- Problem
The listing beneath should be written out in full, exactly as shown.

- Data provided
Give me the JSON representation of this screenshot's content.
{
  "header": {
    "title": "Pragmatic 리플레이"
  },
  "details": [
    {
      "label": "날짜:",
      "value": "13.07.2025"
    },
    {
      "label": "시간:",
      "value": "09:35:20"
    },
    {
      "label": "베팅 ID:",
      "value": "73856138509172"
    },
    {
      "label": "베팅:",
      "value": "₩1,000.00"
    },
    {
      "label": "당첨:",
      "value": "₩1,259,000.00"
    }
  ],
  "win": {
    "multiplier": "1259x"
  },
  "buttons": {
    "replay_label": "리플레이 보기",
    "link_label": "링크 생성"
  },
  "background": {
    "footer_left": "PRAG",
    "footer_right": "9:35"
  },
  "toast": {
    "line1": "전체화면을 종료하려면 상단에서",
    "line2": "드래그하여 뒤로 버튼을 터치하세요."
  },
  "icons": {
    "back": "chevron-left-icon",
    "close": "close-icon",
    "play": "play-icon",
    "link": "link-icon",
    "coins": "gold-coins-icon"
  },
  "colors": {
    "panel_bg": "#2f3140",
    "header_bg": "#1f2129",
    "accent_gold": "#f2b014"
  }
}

- Answer to this problem
Give me the JSON representation of this screenshot's content.
{
  "header": {
    "title": "Pragmatic 리플레이"
  },
  "details": [
    {
      "label": "날짜:",
      "value": "13.07.2025"
    },
    {
      "label": "시간:",
      "value": "09:35:20"
    },
    {
      "label": "베팅 ID:",
      "value": "73856138509172"
    },
    {
      "label": "베팅:",
      "value": "₩1,000.00"
    },
    {
      "label": "당첨:",
      "value": "₩1,259,000.00"
    }
  ],
  "win": {
    "multiplier": "1259x"
  },
  "buttons": {
    "replay_label": "리플레이 보기",
    "link_label": "링크 생성"
  },
  "background": {
    "footer_left": "PRAG",
    "footer_right": "9:35"
  },
  "toast": {
    "line1": "전체화면을 종료하려면 상단에서",
    "line2": "드래그하여 뒤로 버튼을 터치하세요."
  },
  "icons": {
    "back": "chevron-left-icon",
    "close": "close-icon",
    "play": "play-icon",
    "link": "link-icon",
    "coins": "gold-coins-icon"
  },
  "colors": {
    "panel_bg": "#2f3140",
    "header_bg": "#1f2129",
    "accent_gold": "#f2b014"
  }
}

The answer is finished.